WHAT YOU WILL DO. Write out all of the data exactly as it appears.

### DATA FOR THIS TASK

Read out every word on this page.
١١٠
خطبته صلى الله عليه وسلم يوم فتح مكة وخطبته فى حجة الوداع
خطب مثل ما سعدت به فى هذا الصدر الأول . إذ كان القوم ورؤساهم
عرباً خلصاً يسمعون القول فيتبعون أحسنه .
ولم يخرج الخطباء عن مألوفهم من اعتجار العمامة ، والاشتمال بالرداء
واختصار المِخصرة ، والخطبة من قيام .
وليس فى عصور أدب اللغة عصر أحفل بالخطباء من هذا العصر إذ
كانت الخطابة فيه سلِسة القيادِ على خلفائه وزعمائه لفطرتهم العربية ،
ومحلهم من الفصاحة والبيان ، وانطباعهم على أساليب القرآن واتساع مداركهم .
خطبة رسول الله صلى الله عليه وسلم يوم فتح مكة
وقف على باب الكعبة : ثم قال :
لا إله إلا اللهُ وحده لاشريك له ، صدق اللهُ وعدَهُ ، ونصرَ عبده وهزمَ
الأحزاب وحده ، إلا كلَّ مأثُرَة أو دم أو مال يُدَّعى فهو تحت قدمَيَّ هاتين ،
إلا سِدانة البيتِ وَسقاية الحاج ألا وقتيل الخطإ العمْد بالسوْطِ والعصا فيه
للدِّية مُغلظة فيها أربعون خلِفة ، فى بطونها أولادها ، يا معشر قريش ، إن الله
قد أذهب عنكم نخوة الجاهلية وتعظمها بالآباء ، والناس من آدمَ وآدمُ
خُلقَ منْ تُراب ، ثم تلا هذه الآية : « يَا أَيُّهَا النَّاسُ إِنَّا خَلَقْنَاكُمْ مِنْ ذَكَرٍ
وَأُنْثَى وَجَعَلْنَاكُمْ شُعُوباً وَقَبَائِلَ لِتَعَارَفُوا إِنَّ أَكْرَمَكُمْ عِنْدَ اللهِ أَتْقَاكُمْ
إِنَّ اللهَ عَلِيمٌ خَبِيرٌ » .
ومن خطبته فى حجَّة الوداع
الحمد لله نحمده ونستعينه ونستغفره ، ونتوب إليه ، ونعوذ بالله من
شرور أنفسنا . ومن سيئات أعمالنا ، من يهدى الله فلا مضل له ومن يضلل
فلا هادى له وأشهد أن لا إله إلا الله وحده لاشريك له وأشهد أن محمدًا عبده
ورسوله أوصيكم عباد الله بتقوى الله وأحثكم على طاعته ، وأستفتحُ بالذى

######

ANSWER BELOW.
Read out every word on this page.
١١٠
خطبته صلى الله عليه وسلم يوم فتح مكة وخطبته فى حجة الوداع
خطب مثل ما سعدت به فى هذا الصدر الأول . إذ كان القوم ورؤساهم
عرباً خلصاً يسمعون القول فيتبعون أحسنه .
ولم يخرج الخطباء عن مألوفهم من اعتجار العمامة ، والاشتمال بالرداء
واختصار المِخصرة ، والخطبة من قيام .
وليس فى عصور أدب اللغة عصر أحفل بالخطباء من هذا العصر إذ
كانت الخطابة فيه سلِسة القيادِ على خلفائه وزعمائه لفطرتهم العربية ،
ومحلهم من الفصاحة والبيان ، وانطباعهم على أساليب القرآن واتساع مداركهم .
خطبة رسول الله صلى الله عليه وسلم يوم فتح مكة
وقف على باب الكعبة : ثم قال :
لا إله إلا اللهُ وحده لاشريك له ، صدق اللهُ وعدَهُ ، ونصرَ عبده وهزمَ
الأحزاب وحده ، إلا كلَّ مأثُرَة أو دم أو مال يُدَّعى فهو تحت قدمَيَّ هاتين ،
إلا سِدانة البيتِ وَسقاية الحاج ألا وقتيل الخطإ العمْد بالسوْطِ والعصا فيه
للدِّية مُغلظة فيها أربعون خلِفة ، فى بطونها أولادها ، يا معشر قريش ، إن الله
قد أذهب عنكم نخوة الجاهلية وتعظمها بالآباء ، والناس من آدمَ وآدمُ
خُلقَ منْ تُراب ، ثم تلا هذه الآية : « يَا أَيُّهَا النَّاسُ إِنَّا خَلَقْنَاكُمْ مِنْ ذَكَرٍ
وَأُنْثَى وَجَعَلْنَاكُمْ شُعُوباً وَقَبَائِلَ لِتَعَارَفُوا إِنَّ أَكْرَمَكُمْ عِنْدَ اللهِ أَتْقَاكُمْ
إِنَّ اللهَ عَلِيمٌ خَبِيرٌ » .
ومن خطبته فى حجَّة الوداع
الحمد لله نحمده ونستعينه ونستغفره ، ونتوب إليه ، ونعوذ بالله من
شرور أنفسنا . ومن سيئات أعمالنا ، من يهدى الله فلا مضل له ومن يضلل
فلا هادى له وأشهد أن لا إله إلا الله وحده لاشريك له وأشهد أن محمدًا عبده
ورسوله أوصيكم عباد الله بتقوى الله وأحثكم على طاعته ، وأستفتحُ بالذى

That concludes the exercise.